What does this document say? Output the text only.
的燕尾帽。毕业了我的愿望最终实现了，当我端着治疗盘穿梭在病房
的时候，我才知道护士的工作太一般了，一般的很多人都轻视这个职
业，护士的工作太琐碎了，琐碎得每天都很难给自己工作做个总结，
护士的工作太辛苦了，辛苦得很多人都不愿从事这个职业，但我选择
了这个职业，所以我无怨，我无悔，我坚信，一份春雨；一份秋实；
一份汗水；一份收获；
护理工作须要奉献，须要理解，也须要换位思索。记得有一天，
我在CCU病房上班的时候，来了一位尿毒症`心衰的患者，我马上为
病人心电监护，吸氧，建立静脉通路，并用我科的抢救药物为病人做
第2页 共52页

YOUR OBJECTIVE: The records above should all be quoted exactly, please.

FINISHED ANSWER:
What does this document say? Output the text only.
的燕尾帽。毕业了我的愿望最终实现了，当我端着治疗盘穿梭在病房
的时候，我才知道护士的工作太一般了，一般的很多人都轻视这个职
业，护士的工作太琐碎了，琐碎得每天都很难给自己工作做个总结，
护士的工作太辛苦了，辛苦得很多人都不愿从事这个职业，但我选择
了这个职业，所以我无怨，我无悔，我坚信，一份春雨；一份秋实；
一份汗水；一份收获；
护理工作须要奉献，须要理解，也须要换位思索。记得有一天，
我在CCU病房上班的时候，来了一位尿毒症`心衰的患者，我马上为
病人心电监护，吸氧，建立静脉通路，并用我科的抢救药物为病人做
第2页 共52页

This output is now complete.